The request — Within the records that follow, find every line containing the string "name". Copy those lines.

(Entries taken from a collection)

--------

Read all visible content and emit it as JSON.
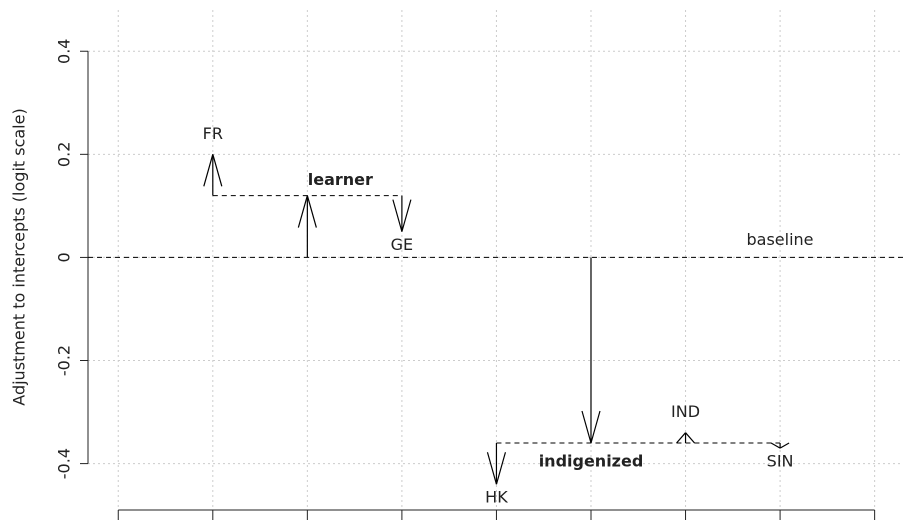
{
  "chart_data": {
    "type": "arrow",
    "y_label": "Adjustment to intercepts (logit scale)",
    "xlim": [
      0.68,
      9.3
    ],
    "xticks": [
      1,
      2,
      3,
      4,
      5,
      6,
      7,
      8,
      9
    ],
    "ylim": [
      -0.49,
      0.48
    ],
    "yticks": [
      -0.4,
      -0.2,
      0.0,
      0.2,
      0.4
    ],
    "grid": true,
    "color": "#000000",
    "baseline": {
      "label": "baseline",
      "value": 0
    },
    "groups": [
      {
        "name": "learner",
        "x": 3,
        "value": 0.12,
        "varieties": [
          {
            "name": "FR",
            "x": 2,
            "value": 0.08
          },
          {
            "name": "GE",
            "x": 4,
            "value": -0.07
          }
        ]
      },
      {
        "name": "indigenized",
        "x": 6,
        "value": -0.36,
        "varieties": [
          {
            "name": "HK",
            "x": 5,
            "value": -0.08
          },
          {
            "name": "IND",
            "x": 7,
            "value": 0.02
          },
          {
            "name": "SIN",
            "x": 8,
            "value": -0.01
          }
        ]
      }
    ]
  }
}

--------

Result of the exercise —
        "name": "learner",
            "name": "FR",
            "name": "GE",
        "name": "indigenized",
            "name": "HK",
            "name": "IND",
            "name": "SIN",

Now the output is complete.